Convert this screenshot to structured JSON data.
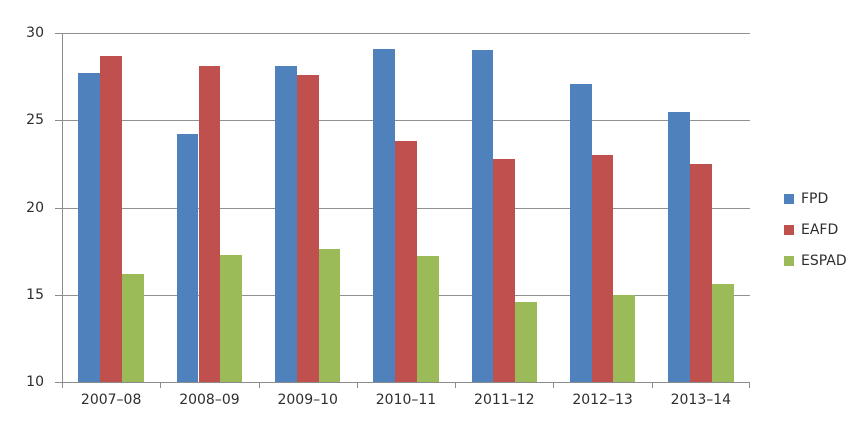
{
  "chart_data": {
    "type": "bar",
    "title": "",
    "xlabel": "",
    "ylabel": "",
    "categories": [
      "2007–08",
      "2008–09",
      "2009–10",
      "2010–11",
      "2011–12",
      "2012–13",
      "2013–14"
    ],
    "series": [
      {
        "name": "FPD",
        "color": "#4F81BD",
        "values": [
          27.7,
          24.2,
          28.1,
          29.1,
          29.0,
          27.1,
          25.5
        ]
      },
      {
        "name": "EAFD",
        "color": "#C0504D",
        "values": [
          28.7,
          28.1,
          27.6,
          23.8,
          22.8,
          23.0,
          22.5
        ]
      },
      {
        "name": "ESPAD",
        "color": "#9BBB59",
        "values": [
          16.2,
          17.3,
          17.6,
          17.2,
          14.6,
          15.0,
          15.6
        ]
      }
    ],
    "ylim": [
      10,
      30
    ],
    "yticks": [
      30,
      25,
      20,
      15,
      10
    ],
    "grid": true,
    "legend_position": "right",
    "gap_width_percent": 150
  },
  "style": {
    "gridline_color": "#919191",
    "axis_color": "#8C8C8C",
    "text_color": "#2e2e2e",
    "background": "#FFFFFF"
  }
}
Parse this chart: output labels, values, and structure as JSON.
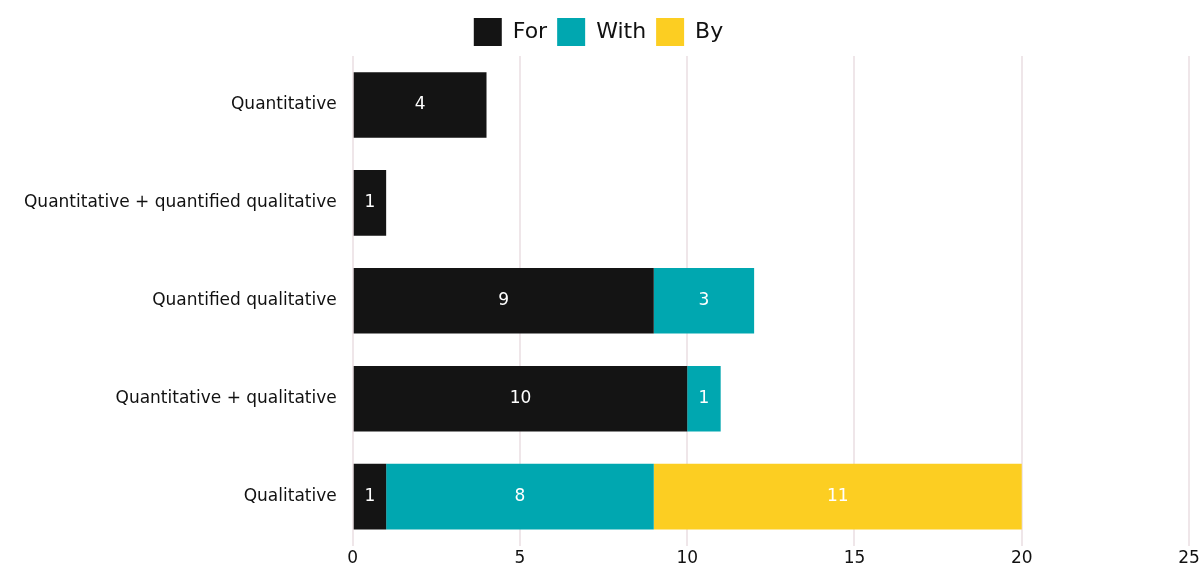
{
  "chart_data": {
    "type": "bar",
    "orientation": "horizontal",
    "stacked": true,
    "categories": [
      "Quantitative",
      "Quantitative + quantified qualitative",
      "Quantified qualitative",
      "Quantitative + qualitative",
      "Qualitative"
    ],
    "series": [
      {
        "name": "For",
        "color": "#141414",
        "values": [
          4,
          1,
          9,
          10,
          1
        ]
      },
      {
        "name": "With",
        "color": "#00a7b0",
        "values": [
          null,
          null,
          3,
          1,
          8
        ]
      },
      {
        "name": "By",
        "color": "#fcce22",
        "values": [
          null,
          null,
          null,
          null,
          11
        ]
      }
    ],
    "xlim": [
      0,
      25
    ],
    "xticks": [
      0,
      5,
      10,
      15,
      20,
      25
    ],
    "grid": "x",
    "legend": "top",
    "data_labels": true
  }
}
——————————
TASK DETAILS
Gather, from the listing above, every line carrying the word "true".

OUTPUT FOR THIS EXERCISE
    "grid": true,
    "stacked": true,
    "data_labels": true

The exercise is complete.